Figure contents as structured data
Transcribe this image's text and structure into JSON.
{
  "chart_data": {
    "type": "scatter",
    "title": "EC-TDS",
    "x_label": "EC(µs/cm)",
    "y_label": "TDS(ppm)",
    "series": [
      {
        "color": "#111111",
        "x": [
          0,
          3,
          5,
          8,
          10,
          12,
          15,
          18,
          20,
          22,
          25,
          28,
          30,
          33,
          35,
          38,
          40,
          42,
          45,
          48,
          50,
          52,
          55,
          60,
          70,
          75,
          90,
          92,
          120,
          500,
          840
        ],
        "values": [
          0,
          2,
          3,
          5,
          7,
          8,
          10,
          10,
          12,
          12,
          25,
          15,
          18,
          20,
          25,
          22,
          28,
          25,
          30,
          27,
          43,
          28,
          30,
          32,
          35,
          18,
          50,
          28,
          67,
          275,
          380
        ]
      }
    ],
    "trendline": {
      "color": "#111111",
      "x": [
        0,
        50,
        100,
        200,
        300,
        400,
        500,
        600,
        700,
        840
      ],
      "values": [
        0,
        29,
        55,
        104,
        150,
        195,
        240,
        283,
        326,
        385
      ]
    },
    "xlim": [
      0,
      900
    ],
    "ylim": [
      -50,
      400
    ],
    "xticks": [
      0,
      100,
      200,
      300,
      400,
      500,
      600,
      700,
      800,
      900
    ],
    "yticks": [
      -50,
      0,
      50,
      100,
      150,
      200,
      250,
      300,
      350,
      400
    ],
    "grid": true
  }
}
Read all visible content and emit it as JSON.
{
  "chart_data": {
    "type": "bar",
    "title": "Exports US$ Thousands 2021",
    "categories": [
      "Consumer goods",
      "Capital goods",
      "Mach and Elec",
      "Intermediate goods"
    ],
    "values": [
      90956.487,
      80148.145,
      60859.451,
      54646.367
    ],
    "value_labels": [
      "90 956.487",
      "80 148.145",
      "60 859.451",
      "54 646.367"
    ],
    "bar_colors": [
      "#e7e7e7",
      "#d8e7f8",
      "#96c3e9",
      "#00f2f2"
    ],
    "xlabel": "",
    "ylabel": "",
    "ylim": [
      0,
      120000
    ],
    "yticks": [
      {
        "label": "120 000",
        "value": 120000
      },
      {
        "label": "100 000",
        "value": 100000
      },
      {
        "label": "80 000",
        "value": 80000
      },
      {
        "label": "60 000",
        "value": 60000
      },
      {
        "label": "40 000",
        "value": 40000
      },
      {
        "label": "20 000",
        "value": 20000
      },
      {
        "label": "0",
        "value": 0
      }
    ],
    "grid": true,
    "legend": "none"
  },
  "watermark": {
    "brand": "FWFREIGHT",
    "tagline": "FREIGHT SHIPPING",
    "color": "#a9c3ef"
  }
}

**WHAT TO WORK ON:**
Copy every line in the listing above where the string "goods" turns up.

**RESULT FOR THIS TASK:**
      "Consumer goods",
      "Capital goods",
      "Intermediate goods"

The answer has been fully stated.